Send back the entries below exactly as they appear.

==== Data

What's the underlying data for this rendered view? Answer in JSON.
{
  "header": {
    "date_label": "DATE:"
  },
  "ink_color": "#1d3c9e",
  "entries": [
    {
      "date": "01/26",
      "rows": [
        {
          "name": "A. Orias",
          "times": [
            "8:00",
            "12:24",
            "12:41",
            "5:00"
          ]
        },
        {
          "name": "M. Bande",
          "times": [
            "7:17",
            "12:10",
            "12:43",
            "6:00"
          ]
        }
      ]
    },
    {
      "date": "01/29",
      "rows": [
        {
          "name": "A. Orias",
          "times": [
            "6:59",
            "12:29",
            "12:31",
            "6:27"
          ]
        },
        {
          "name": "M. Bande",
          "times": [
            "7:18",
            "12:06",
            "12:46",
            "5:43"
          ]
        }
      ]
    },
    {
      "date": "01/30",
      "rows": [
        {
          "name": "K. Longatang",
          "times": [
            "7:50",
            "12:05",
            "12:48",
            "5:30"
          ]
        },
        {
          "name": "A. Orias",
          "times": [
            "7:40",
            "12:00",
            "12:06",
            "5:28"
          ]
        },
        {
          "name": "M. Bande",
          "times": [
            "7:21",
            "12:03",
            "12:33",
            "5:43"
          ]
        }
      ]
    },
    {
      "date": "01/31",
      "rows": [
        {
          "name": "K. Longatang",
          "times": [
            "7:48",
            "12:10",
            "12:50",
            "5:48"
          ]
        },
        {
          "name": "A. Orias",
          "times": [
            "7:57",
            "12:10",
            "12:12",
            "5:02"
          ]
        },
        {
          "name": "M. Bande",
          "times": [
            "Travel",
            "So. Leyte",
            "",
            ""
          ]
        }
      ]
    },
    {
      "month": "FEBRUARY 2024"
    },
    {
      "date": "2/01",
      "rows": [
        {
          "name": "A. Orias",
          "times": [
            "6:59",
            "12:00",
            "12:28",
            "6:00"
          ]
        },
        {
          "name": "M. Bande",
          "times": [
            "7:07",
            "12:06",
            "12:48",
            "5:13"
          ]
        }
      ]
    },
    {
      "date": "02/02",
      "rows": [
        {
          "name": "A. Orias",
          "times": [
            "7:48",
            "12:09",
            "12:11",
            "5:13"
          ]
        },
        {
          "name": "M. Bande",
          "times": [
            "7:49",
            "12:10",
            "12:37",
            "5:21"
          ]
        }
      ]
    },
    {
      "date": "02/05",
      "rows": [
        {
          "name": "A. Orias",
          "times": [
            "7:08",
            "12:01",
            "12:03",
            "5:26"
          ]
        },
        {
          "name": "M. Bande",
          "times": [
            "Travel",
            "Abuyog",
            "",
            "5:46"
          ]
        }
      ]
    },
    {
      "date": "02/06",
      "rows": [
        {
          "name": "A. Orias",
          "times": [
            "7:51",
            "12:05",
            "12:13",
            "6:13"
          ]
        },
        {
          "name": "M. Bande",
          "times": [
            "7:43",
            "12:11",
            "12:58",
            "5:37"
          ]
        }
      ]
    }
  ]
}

========

Solution to this exercise »
What's the underlying data for this rendered view? Answer in JSON.
{
  "header": {
    "date_label": "DATE:"
  },
  "ink_color": "#1d3c9e",
  "entries": [
    {
      "date": "01/26",
      "rows": [
        {
          "name": "A. Orias",
          "times": [
            "8:00",
            "12:24",
            "12:41",
            "5:00"
          ]
        },
        {
          "name": "M. Bande",
          "times": [
            "7:17",
            "12:10",
            "12:43",
            "6:00"
          ]
        }
      ]
    },
    {
      "date": "01/29",
      "rows": [
        {
          "name": "A. Orias",
          "times": [
            "6:59",
            "12:29",
            "12:31",
            "6:27"
          ]
        },
        {
          "name": "M. Bande",
          "times": [
            "7:18",
            "12:06",
            "12:46",
            "5:43"
          ]
        }
      ]
    },
    {
      "date": "01/30",
      "rows": [
        {
          "name": "K. Longatang",
          "times": [
            "7:50",
            "12:05",
            "12:48",
            "5:30"
          ]
        },
        {
          "name": "A. Orias",
          "times": [
            "7:40",
            "12:00",
            "12:06",
            "5:28"
          ]
        },
        {
          "name": "M. Bande",
          "times": [
            "7:21",
            "12:03",
            "12:33",
            "5:43"
          ]
        }
      ]
    },
    {
      "date": "01/31",
      "rows": [
        {
          "name": "K. Longatang",
          "times": [
            "7:48",
            "12:10",
            "12:50",
            "5:48"
          ]
        },
        {
          "name": "A. Orias",
          "times": [
            "7:57",
            "12:10",
            "12:12",
            "5:02"
          ]
        },
        {
          "name": "M. Bande",
          "times": [
            "Travel",
            "So. Leyte",
            "",
            ""
          ]
        }
      ]
    },
    {
      "month": "FEBRUARY 2024"
    },
    {
      "date": "2/01",
      "rows": [
        {
          "name": "A. Orias",
          "times": [
            "6:59",
            "12:00",
            "12:28",
            "6:00"
          ]
        },
        {
          "name": "M. Bande",
          "times": [
            "7:07",
            "12:06",
            "12:48",
            "5:13"
          ]
        }
      ]
    },
    {
      "date": "02/02",
      "rows": [
        {
          "name": "A. Orias",
          "times": [
            "7:48",
            "12:09",
            "12:11",
            "5:13"
          ]
        },
        {
          "name": "M. Bande",
          "times": [
            "7:49",
            "12:10",
            "12:37",
            "5:21"
          ]
        }
      ]
    },
    {
      "date": "02/05",
      "rows": [
        {
          "name": "A. Orias",
          "times": [
            "7:08",
            "12:01",
            "12:03",
            "5:26"
          ]
        },
        {
          "name": "M. Bande",
          "times": [
            "Travel",
            "Abuyog",
            "",
            "5:46"
          ]
        }
      ]
    },
    {
      "date": "02/06",
      "rows": [
        {
          "name": "A. Orias",
          "times": [
            "7:51",
            "12:05",
            "12:13",
            "6:13"
          ]
        },
        {
          "name": "M. Bande",
          "times": [
            "7:43",
            "12:11",
            "12:58",
            "5:37"
          ]
        }
      ]
    }
  ]
}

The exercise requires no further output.